■ THE PROBLEM ■
Revise the material from its start through the line containing "data-point — [460, 272, 461, 274]", replacing "pixel-space" with "pixel-coordinate" and leaving everything else unchanged. Return only those lines.

■ Records from a data collection ■
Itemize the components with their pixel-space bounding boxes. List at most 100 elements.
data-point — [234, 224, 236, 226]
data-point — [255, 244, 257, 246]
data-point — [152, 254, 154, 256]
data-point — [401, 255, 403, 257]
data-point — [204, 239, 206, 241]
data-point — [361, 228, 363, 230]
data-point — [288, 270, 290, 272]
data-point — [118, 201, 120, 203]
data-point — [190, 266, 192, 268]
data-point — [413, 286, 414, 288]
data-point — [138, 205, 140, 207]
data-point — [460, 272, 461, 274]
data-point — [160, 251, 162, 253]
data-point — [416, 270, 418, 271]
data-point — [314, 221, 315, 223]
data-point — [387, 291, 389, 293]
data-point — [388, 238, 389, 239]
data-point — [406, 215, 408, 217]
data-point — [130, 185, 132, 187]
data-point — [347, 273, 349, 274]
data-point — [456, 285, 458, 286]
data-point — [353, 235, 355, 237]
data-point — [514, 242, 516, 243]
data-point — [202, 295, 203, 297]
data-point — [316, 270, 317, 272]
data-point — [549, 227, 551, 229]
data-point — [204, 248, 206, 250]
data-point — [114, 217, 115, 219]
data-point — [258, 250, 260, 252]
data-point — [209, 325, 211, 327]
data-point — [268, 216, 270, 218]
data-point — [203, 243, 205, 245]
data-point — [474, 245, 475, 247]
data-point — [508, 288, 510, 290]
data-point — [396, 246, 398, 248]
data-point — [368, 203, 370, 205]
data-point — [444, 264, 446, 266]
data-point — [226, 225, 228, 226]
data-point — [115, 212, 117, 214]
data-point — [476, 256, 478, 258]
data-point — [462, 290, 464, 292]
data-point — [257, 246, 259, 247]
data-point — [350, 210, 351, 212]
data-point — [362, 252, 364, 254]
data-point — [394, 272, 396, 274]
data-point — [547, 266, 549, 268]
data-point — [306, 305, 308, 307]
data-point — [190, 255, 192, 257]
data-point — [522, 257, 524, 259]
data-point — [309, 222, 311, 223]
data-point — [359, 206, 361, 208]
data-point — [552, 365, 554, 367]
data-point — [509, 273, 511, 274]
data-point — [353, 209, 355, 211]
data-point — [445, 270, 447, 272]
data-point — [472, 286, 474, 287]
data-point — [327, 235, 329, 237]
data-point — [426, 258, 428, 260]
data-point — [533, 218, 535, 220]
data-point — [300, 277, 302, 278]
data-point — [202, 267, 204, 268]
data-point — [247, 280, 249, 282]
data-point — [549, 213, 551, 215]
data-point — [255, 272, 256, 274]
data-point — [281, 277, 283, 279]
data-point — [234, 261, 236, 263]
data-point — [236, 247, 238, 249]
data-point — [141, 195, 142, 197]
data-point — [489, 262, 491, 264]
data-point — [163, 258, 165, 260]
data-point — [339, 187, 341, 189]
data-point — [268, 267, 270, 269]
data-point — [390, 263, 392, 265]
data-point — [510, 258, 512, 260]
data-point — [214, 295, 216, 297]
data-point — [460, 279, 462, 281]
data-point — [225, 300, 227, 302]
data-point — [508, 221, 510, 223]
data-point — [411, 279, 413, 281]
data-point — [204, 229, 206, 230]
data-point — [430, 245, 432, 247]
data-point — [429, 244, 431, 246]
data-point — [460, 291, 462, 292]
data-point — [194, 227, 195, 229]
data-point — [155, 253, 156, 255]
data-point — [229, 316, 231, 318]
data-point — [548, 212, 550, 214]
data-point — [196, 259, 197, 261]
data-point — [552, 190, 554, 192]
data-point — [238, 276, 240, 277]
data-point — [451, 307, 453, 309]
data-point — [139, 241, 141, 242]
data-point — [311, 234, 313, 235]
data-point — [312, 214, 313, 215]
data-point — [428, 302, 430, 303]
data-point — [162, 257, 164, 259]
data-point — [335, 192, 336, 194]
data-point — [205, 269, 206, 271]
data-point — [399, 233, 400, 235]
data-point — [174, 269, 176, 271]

■ COMPLETE RESPONSE ■
Itemize the components with their pixel-coordinate bounding boxes. List at most 100 elements.
data-point — [234, 224, 236, 226]
data-point — [255, 244, 257, 246]
data-point — [152, 254, 154, 256]
data-point — [401, 255, 403, 257]
data-point — [204, 239, 206, 241]
data-point — [361, 228, 363, 230]
data-point — [288, 270, 290, 272]
data-point — [118, 201, 120, 203]
data-point — [190, 266, 192, 268]
data-point — [413, 286, 414, 288]
data-point — [138, 205, 140, 207]
data-point — [460, 272, 461, 274]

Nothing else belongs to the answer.